__To be done__:
Copy out each line of the data that holds the word "RECIPE".

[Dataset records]
^^^^^^^^

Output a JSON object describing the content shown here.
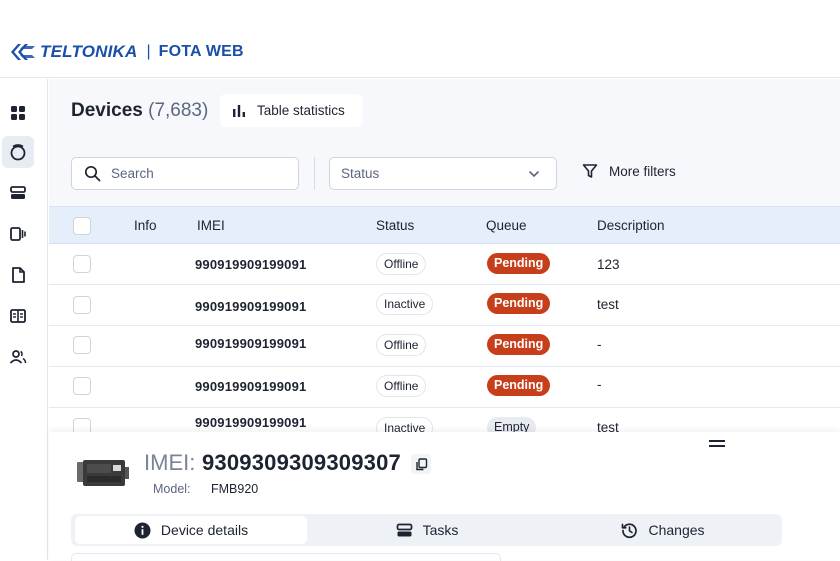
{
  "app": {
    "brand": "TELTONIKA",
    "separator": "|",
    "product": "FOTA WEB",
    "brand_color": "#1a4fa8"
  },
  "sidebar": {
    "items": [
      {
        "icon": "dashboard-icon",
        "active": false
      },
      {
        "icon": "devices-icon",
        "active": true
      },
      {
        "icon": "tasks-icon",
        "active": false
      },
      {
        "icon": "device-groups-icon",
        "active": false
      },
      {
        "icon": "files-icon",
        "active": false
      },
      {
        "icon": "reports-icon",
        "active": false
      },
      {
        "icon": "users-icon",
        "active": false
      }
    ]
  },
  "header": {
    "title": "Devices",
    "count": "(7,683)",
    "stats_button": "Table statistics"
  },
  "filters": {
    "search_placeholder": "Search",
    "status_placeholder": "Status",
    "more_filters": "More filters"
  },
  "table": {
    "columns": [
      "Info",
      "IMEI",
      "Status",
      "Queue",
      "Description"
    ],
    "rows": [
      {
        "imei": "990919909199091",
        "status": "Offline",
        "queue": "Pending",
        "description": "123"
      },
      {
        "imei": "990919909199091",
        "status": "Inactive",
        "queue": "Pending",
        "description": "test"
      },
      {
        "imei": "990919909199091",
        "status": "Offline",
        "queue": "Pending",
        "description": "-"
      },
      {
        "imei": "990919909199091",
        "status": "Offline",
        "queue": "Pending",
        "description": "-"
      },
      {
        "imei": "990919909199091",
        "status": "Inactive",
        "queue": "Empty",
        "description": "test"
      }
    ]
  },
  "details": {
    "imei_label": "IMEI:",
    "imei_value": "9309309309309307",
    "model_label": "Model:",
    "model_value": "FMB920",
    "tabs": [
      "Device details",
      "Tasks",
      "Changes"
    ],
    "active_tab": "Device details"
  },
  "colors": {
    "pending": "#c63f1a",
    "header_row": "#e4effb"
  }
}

^^^^^^^^

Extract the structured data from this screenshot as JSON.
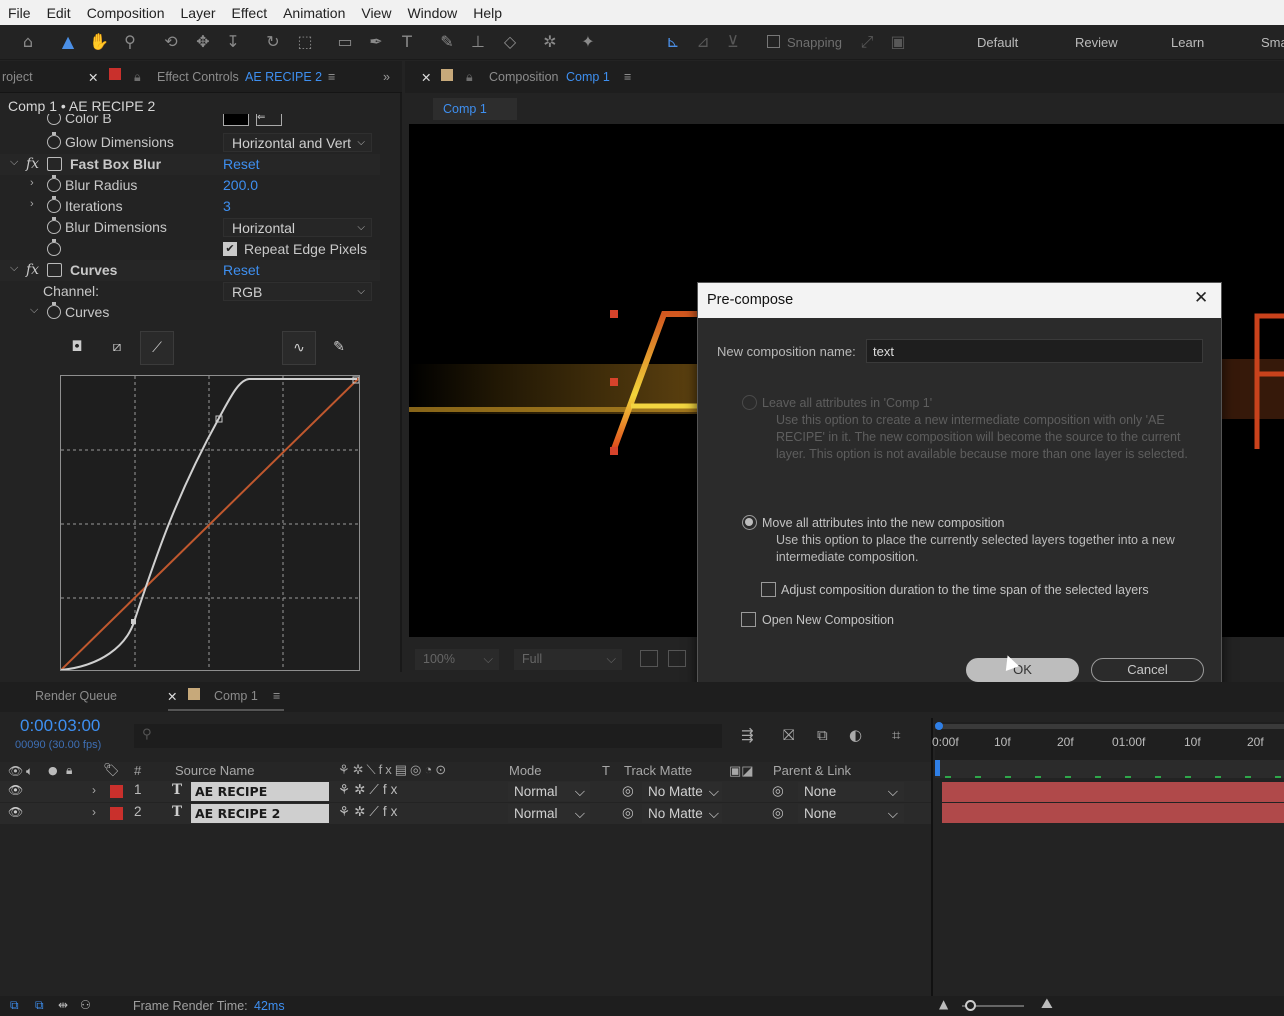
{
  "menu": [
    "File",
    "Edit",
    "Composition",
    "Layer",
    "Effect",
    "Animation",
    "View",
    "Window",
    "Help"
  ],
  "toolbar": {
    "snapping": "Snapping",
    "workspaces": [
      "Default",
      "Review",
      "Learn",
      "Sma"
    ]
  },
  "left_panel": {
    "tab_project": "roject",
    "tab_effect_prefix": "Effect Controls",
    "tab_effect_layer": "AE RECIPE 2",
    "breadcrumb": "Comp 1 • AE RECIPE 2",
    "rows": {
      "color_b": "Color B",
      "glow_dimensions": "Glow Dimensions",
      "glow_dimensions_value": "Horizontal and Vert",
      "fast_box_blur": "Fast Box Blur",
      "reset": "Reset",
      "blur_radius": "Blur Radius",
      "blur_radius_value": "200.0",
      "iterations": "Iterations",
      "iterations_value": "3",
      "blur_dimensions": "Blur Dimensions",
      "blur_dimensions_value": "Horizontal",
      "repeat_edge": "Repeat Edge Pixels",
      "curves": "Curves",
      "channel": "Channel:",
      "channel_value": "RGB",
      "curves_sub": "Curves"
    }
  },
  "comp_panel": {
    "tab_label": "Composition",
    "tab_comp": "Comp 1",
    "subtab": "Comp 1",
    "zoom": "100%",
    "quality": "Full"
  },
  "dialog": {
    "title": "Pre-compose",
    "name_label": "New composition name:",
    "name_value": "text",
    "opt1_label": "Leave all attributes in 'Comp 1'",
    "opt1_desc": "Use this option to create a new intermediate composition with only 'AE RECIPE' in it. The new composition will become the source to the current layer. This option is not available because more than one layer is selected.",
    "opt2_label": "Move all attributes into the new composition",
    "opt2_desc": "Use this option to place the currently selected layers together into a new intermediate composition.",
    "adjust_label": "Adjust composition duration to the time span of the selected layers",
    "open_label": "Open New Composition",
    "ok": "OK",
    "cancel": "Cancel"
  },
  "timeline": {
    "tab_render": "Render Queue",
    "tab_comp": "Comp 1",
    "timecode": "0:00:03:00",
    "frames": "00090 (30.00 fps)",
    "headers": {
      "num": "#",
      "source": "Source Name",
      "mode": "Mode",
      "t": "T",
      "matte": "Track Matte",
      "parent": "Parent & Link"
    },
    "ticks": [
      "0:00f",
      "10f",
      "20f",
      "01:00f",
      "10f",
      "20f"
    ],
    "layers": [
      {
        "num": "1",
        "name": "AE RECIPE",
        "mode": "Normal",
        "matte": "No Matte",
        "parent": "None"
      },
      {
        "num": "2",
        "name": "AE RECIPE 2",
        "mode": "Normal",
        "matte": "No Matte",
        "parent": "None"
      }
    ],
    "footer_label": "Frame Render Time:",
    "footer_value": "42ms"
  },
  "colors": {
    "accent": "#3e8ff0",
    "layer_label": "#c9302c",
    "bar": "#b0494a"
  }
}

^^^^^^^^

__Exercise result__:
    "tab_effect_layer": "AE RECIPE 2",
    "breadcrumb": "Comp 1 • AE RECIPE 2",
    "opt1_desc": "Use this option to create a new intermediate composition with only 'AE RECIPE' in it. The new composition will become the source to the current layer. This option is not available because more than one layer is selected.",
        "name": "AE RECIPE",
        "name": "AE RECIPE 2",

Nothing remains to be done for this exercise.